● **Written problem**: Set out every line bearing the string "hulladékok".

_____

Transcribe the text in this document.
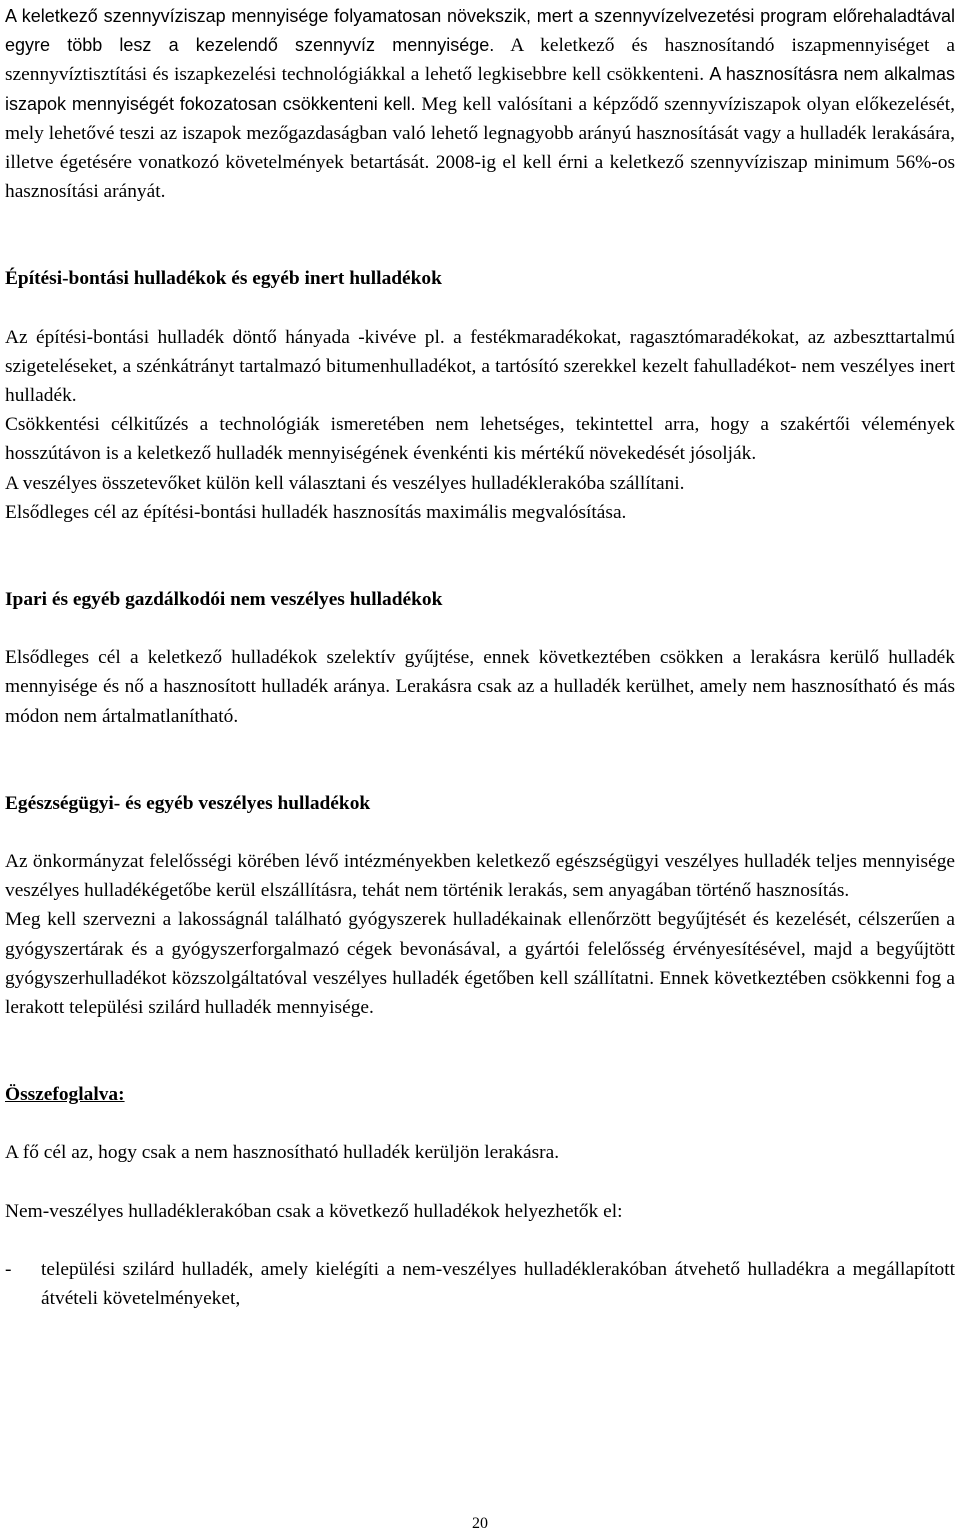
A keletkező szennyvíziszap mennyisége folyamatosan növekszik, mert a szennyvízelvezetési program előrehaladtával egyre több lesz a kezelendő szennyvíz mennyisége. A keletkező és hasznosítandó iszapmennyiséget a szennyvíztisztítási és iszapkezelési technológiákkal a lehető legkisebbre kell csökkenteni. A hasznosításra nem alkalmas iszapok mennyiségét fokozatosan csökkenteni kell. Meg kell valósítani a képződő szennyvíziszapok olyan előkezelését, mely lehetővé teszi az iszapok mezőgazdaságban való lehető legnagyobb arányú hasznosítását vagy a hulladék lerakására, illetve égetésére vonatkozó követelmények betartását. 2008-ig el kell érni a keletkező szennyvíziszap minimum 56%-os hasznosítási arányát.

Építési-bontási hulladékok és egyéb inert hulladékok

Az építési-bontási hulladék döntő hányada -kivéve pl. a festékmaradékokat, ragasztómaradékokat, az azbeszttartalmú szigeteléseket, a szénkátrányt tartalmazó bitumenhulladékot, a tartósító szerekkel kezelt fahulladékot- nem veszélyes inert hulladék.

Csökkentési célkitűzés a technológiák ismeretében nem lehetséges, tekintettel arra, hogy a szakértői vélemények hosszútávon is a keletkező hulladék mennyiségének évenkénti kis mértékű növekedését jósolják.

A veszélyes összetevőket külön kell választani és veszélyes hulladéklerakóba szállítani.

Elsődleges cél az építési-bontási hulladék hasznosítás maximális megvalósítása.

Ipari és egyéb gazdálkodói nem veszélyes hulladékok

Elsődleges cél a keletkező hulladékok szelektív gyűjtése, ennek következtében csökken a lerakásra kerülő hulladék mennyisége és nő a hasznosított hulladék aránya. Lerakásra csak az a hulladék kerülhet, amely nem hasznosítható és más módon nem ártalmatlanítható.

Egészségügyi- és egyéb veszélyes hulladékok

Az önkormányzat felelősségi körében lévő intézményekben keletkező egészségügyi veszélyes hulladék teljes mennyisége veszélyes hulladékégetőbe kerül elszállításra, tehát nem történik lerakás, sem anyagában történő hasznosítás.

Meg kell szervezni a lakosságnál található gyógyszerek hulladékainak ellenőrzött begyűjtését és kezelését, célszerűen a gyógyszertárak és a gyógyszerforgalmazó cégek bevonásával, a gyártói felelősség érvényesítésével, majd a begyűjtött gyógyszerhulladékot közszolgáltatóval veszélyes hulladék égetőben kell szállítatni. Ennek következtében csökkenni fog a lerakott települési szilárd hulladék mennyisége.

Összefoglalva:

A fő cél az, hogy csak a nem hasznosítható hulladék kerüljön lerakásra.

Nem-veszélyes hulladéklerakóban csak a következő hulladékok helyezhetők el:

-	települési szilárd hulladék, amely kielégíti a nem-veszélyes hulladéklerakóban átvehető hulladékra a megállapított átvételi követelményeket,
20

_____

● **Result**:
Építési-bontási hulladékok és egyéb inert hulladékok
Ipari és egyéb gazdálkodói nem veszélyes hulladékok
Elsődleges cél a keletkező hulladékok szelektív gyűjtése, ennek következtében csökken a lerakásra kerülő hulladék mennyisége és nő a hasznosított hulladék aránya. Lerakásra csak az a hulladék kerülhet, amely nem hasznosítható és más módon nem ártalmatlanítható.
Egészségügyi- és egyéb veszélyes hulladékok
Nem-veszélyes hulladéklerakóban csak a következő hulladékok helyezhetők el:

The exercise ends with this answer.